(Dataset records)
================

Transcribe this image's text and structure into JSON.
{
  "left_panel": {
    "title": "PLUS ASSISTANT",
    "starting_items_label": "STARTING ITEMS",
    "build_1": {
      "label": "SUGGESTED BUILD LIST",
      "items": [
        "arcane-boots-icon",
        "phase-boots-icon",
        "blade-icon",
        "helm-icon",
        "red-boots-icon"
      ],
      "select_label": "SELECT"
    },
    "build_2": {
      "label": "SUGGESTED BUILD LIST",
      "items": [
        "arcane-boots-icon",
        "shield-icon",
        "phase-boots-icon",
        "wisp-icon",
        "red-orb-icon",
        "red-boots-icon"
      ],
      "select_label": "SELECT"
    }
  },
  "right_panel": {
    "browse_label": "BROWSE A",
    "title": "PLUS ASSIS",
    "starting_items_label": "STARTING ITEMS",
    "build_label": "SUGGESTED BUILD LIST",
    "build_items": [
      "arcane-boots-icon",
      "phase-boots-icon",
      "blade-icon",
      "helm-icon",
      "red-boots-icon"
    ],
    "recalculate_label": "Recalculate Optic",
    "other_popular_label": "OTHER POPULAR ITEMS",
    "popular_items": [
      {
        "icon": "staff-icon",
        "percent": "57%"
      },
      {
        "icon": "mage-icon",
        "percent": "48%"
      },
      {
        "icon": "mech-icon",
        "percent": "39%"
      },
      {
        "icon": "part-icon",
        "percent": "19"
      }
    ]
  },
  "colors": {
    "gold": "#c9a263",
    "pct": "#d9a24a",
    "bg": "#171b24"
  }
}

================

_REQUIRED TASK:_
Retype the material above, line by line, exactly.

_RESPONSE TO THE EXERCISE:_
Transcribe this image's text and structure into JSON.
{
  "left_panel": {
    "title": "PLUS ASSISTANT",
    "starting_items_label": "STARTING ITEMS",
    "build_1": {
      "label": "SUGGESTED BUILD LIST",
      "items": [
        "arcane-boots-icon",
        "phase-boots-icon",
        "blade-icon",
        "helm-icon",
        "red-boots-icon"
      ],
      "select_label": "SELECT"
    },
    "build_2": {
      "label": "SUGGESTED BUILD LIST",
      "items": [
        "arcane-boots-icon",
        "shield-icon",
        "phase-boots-icon",
        "wisp-icon",
        "red-orb-icon",
        "red-boots-icon"
      ],
      "select_label": "SELECT"
    }
  },
  "right_panel": {
    "browse_label": "BROWSE A",
    "title": "PLUS ASSIS",
    "starting_items_label": "STARTING ITEMS",
    "build_label": "SUGGESTED BUILD LIST",
    "build_items": [
      "arcane-boots-icon",
      "phase-boots-icon",
      "blade-icon",
      "helm-icon",
      "red-boots-icon"
    ],
    "recalculate_label": "Recalculate Optic",
    "other_popular_label": "OTHER POPULAR ITEMS",
    "popular_items": [
      {
        "icon": "staff-icon",
        "percent": "57%"
      },
      {
        "icon": "mage-icon",
        "percent": "48%"
      },
      {
        "icon": "mech-icon",
        "percent": "39%"
      },
      {
        "icon": "part-icon",
        "percent": "19"
      }
    ]
  },
  "colors": {
    "gold": "#c9a263",
    "pct": "#d9a24a",
    "bg": "#171b24"
  }
}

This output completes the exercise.